▶ **Dokument**:
Was ich will, ist eigentlich ganz einfach:
Ich habe eine Webseite mit z. B. einem Formular, ein paar buttons usw.
drücke ich z.B. einen Button, so soll mein Prozessor hinter dem Xport einen String gesendet bekommen, der z.B. "Licht 1 EIN" beinhaltet oder auch z.B. "Status Licht 1?". 
Der Prozessor schickt nach Abarbeiten des gesendeten Befehls eine Antwort wie z.B. "Status Licht 1 EIN" oder bestätigt das erste Beispiel mit "Licht 1 EIN.
Diese Hin und Her von Senden und auf Empfangen warten brauche ich, nicht mehr und auch nicht weniger.
Es dürfen über die RS232 keine HTML-Header oder so ankommen, diese bremsen nur, zumal ich sie nicht benötige.

Ich hoffe diese Erklärung war etwas hilfreicher, derartige Erklärungen sind nicht gerade meine Stärke!


----------



## Gast2 (7. Dez 2008)

Moin,

Du willst mit einem Applet Daten von XPort auslesen ... dem quasi die Webseite mit dem Applet überbügeln ... und dann willst Du auf einen Button klicken und dem XPort sagen "fang das Licht - halt es fest"?

▶ **Datenbereich**:
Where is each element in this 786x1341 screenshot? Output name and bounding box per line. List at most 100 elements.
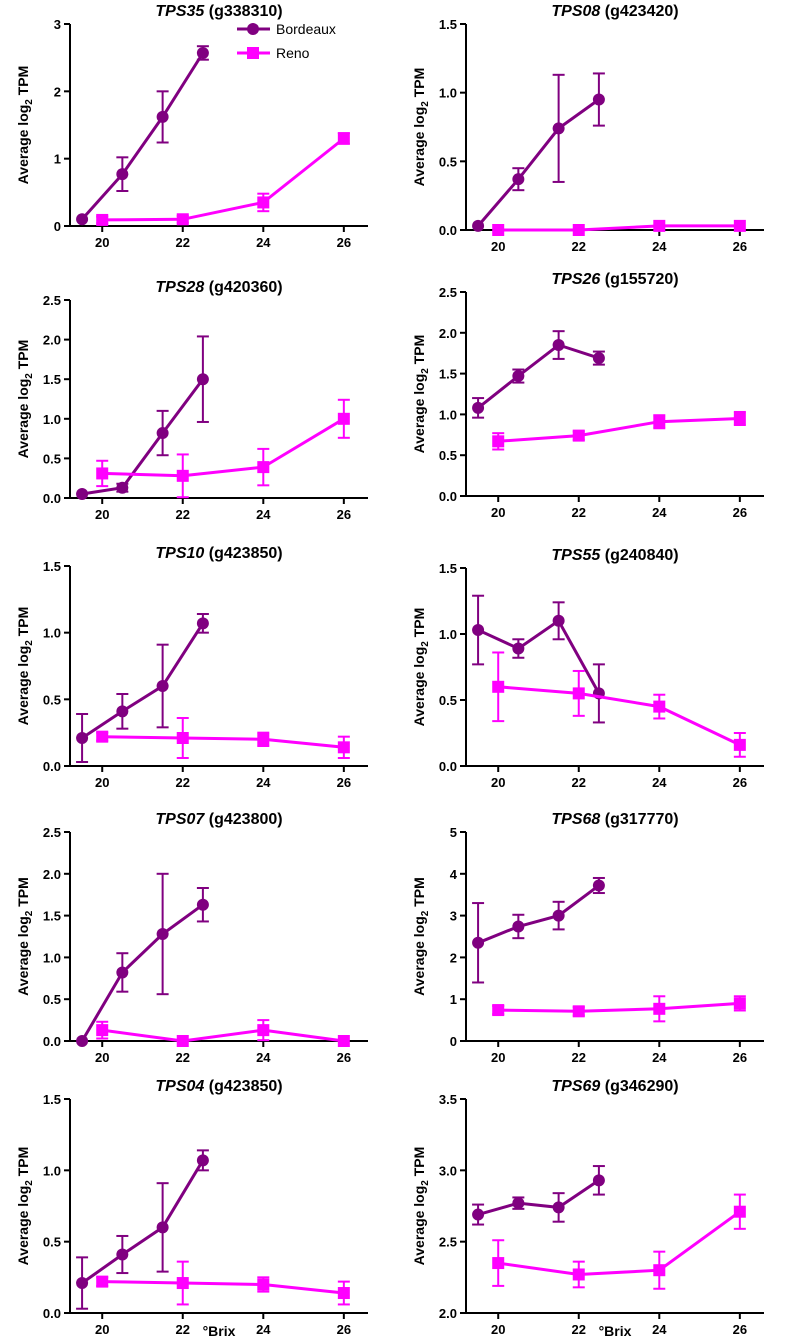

▶ **Aufgabenstellung**: Entnimm bitte den gesamten Forenausschnitt zur Steuerung über den XPort Wort für Wort und ohne Änderungen. Das Material wird für die Bearbeitung nicht benötigt.

▶ **Lösung**:
Was ich will, ist eigentlich ganz einfach:
Ich habe eine Webseite mit z. B. einem Formular, ein paar buttons usw.
drücke ich z.B. einen Button, so soll mein Prozessor hinter dem Xport einen String gesendet bekommen, der z.B. "Licht 1 EIN" beinhaltet oder auch z.B. "Status Licht 1?". 
Der Prozessor schickt nach Abarbeiten des gesendeten Befehls eine Antwort wie z.B. "Status Licht 1 EIN" oder bestätigt das erste Beispiel mit "Licht 1 EIN.
Diese Hin und Her von Senden und auf Empfangen warten brauche ich, nicht mehr und auch nicht weniger.
Es dürfen über die RS232 keine HTML-Header oder so ankommen, diese bremsen nur, zumal ich sie nicht benötige.

Ich hoffe diese Erklärung war etwas hilfreicher, derartige Erklärungen sind nicht gerade meine Stärke!


----------



## Gast2 (7. Dez 2008)

Moin,

Du willst mit einem Applet Daten von XPort auslesen ... dem quasi die Webseite mit dem Applet überbügeln ... und dann willst Du auf einen Button klicken und dem XPort sagen "fang das Licht - halt es fest"?